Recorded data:
- - -
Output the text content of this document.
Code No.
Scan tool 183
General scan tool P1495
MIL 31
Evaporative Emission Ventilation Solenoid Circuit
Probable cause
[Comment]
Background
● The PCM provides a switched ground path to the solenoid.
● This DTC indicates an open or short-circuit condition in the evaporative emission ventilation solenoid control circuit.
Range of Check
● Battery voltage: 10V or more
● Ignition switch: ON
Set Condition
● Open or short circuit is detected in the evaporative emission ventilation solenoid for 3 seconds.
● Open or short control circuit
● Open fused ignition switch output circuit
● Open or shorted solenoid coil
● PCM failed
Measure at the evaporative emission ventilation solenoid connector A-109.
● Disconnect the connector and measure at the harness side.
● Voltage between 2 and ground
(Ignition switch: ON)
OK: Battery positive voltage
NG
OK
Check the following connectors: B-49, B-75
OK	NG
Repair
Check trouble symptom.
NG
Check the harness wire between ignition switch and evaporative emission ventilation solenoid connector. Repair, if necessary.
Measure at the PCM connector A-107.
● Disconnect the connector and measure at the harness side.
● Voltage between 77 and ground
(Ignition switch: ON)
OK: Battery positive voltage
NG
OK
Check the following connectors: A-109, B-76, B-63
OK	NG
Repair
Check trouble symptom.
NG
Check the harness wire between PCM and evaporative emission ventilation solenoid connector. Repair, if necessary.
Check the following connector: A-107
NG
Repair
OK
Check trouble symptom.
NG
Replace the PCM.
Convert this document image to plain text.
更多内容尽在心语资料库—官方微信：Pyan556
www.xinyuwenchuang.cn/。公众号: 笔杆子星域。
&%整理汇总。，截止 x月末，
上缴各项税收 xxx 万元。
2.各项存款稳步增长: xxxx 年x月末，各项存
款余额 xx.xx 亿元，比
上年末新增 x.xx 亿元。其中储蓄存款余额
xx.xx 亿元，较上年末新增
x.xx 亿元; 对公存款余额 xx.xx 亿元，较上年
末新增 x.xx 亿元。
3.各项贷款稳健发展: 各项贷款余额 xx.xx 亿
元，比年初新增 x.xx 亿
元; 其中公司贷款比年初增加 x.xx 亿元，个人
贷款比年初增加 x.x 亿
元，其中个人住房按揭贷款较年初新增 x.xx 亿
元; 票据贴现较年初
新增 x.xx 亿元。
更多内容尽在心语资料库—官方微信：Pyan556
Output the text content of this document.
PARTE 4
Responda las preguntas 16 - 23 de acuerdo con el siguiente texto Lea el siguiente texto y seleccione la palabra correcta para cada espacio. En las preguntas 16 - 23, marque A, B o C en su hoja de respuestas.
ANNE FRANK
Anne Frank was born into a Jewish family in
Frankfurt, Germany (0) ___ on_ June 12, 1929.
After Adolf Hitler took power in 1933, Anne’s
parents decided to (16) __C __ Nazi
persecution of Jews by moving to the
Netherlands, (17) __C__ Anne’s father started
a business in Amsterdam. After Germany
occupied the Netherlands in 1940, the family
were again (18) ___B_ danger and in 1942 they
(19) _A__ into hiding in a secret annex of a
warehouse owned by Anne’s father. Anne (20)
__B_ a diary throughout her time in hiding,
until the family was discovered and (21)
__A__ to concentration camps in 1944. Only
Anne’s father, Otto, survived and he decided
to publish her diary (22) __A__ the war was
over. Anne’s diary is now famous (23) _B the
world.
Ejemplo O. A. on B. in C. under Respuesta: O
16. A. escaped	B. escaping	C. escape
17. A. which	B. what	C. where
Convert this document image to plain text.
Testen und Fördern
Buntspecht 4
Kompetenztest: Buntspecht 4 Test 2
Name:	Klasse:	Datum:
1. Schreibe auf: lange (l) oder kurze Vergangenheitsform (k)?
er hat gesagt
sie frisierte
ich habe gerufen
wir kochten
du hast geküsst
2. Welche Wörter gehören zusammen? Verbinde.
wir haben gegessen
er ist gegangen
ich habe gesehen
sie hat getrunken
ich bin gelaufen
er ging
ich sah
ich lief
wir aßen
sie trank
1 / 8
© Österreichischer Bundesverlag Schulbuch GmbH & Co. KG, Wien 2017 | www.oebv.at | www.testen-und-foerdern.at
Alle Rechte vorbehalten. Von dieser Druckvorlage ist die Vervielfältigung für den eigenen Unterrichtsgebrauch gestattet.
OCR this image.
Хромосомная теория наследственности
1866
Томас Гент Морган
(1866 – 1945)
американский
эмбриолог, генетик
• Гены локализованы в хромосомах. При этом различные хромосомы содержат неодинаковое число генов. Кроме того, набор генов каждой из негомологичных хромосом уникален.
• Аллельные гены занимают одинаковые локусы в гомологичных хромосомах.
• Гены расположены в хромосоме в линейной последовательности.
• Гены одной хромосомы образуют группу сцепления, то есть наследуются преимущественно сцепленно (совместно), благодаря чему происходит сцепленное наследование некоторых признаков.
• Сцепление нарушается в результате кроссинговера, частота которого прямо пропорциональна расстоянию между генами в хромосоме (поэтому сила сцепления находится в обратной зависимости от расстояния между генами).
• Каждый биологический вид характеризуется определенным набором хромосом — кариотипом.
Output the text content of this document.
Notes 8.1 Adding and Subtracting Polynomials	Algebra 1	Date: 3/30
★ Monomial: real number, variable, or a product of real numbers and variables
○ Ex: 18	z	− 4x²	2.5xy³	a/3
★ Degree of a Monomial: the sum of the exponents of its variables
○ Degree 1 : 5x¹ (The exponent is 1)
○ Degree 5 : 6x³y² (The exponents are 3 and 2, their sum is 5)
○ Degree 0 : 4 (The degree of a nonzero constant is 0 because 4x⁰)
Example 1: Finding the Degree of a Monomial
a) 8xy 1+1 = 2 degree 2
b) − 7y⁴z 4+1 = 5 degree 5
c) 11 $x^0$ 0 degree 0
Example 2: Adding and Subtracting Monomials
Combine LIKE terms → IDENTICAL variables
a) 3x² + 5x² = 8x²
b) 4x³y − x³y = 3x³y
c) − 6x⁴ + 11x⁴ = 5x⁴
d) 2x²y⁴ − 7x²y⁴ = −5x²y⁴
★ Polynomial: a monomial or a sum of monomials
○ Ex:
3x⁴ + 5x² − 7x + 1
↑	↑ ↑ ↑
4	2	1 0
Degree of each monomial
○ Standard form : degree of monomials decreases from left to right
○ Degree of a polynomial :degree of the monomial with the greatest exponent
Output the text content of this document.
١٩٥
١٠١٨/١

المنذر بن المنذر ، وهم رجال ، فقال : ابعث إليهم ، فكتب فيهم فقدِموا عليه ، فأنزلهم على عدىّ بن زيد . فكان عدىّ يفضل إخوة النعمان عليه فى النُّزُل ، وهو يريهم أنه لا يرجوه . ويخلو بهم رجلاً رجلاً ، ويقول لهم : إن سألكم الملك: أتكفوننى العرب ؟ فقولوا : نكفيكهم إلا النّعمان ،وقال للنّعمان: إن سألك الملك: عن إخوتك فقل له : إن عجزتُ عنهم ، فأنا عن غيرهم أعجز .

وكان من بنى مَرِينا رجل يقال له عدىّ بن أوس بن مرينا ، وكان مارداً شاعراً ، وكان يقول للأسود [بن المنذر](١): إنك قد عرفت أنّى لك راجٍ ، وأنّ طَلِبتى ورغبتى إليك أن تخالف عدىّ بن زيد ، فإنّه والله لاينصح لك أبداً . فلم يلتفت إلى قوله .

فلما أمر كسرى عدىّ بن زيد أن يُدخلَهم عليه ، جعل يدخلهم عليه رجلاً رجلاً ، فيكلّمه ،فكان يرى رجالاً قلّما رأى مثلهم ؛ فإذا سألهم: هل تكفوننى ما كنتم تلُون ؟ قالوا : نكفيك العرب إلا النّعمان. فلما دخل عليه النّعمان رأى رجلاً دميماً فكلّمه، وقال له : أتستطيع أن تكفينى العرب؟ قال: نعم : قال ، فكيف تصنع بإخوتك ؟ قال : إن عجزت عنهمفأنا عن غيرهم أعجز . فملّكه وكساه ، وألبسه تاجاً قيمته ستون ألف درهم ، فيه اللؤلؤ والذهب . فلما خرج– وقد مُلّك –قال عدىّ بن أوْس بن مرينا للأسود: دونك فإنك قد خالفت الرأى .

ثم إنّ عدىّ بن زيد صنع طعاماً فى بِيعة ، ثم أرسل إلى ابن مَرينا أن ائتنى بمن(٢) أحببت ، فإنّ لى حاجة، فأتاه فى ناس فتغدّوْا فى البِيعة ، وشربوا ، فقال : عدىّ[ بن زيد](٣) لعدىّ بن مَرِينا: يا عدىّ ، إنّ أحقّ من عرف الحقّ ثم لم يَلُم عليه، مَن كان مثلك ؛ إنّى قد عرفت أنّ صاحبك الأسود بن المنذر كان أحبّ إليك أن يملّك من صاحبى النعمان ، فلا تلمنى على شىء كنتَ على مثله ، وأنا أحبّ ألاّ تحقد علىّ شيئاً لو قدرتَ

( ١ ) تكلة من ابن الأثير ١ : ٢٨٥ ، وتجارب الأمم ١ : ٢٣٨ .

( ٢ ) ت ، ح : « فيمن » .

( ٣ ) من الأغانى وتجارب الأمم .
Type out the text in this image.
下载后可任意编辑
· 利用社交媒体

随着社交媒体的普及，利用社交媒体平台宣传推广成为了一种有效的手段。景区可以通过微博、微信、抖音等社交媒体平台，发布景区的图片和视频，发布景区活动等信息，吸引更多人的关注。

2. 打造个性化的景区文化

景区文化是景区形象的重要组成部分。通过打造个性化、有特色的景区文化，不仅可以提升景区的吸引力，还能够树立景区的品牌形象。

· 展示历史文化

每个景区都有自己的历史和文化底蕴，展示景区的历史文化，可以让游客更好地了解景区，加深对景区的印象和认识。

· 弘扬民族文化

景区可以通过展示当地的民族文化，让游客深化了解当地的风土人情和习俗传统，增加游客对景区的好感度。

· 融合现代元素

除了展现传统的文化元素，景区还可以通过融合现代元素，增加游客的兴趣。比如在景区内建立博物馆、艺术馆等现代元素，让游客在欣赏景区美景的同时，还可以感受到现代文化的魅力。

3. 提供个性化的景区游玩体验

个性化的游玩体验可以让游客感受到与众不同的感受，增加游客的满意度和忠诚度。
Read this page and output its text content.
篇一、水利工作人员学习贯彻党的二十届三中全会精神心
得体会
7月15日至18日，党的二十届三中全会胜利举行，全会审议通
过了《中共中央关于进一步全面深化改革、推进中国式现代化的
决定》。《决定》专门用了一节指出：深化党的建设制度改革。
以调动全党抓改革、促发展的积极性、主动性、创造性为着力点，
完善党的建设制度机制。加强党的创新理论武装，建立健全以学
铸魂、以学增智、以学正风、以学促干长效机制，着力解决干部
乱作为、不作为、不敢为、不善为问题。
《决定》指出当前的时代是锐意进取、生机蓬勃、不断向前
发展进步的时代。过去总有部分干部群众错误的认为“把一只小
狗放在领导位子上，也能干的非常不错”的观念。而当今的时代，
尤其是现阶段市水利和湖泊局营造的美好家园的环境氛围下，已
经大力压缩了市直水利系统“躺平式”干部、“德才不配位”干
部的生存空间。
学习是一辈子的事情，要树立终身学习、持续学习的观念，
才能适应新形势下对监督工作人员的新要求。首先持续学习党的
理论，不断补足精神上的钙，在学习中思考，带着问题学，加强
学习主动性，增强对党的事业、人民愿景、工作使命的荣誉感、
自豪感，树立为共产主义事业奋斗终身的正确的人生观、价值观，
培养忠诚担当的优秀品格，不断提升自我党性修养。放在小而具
- - -
- Exercise brief:
Find all the lines containing "Example" in the material, then copy them.

- Result for this task:
Example 1: Finding the Degree of a Monomial
Example 2: Adding and Subtracting Monomials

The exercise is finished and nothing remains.